## Given exercise
Search the material below for the word "June". Copy every line that has it.

┄┄┄┄┄┄

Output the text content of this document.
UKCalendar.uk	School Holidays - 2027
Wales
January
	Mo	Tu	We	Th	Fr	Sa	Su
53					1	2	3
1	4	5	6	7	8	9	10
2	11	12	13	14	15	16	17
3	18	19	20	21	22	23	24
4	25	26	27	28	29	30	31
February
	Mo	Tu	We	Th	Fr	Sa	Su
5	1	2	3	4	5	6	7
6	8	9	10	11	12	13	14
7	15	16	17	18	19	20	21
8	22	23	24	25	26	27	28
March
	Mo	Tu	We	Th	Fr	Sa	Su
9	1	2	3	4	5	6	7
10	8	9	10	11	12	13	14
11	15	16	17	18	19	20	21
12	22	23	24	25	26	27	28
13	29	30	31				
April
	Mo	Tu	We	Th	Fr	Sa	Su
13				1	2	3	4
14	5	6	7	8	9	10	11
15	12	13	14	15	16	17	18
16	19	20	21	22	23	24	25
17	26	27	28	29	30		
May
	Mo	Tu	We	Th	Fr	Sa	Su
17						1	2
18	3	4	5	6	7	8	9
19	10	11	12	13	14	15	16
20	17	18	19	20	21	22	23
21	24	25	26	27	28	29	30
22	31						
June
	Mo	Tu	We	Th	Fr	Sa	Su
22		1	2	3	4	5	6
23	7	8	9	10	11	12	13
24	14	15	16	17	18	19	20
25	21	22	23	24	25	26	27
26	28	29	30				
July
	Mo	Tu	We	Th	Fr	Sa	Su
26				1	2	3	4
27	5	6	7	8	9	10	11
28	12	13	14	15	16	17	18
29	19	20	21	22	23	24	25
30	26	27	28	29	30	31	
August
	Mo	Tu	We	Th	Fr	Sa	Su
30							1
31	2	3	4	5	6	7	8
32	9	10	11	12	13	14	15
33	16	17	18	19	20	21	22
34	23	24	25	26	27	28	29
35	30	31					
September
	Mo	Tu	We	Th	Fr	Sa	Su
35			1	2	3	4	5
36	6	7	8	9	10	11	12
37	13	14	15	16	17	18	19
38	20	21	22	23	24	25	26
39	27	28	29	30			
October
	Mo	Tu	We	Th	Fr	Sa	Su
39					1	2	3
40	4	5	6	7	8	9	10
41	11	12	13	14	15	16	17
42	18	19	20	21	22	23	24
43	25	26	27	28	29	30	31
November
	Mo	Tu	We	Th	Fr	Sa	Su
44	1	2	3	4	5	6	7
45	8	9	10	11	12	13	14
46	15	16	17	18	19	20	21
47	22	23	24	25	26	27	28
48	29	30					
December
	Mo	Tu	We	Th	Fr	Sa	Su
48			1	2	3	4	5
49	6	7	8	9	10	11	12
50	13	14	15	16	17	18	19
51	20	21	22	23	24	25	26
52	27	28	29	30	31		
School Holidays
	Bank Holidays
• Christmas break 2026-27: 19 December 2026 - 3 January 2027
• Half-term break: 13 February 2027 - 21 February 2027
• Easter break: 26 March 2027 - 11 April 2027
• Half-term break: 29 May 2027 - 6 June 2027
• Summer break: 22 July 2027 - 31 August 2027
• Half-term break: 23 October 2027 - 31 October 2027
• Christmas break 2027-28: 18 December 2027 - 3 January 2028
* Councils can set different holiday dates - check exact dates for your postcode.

┄┄┄┄┄┄

## Task solution
June
• Half-term break: 29 May 2027 - 6 June 2027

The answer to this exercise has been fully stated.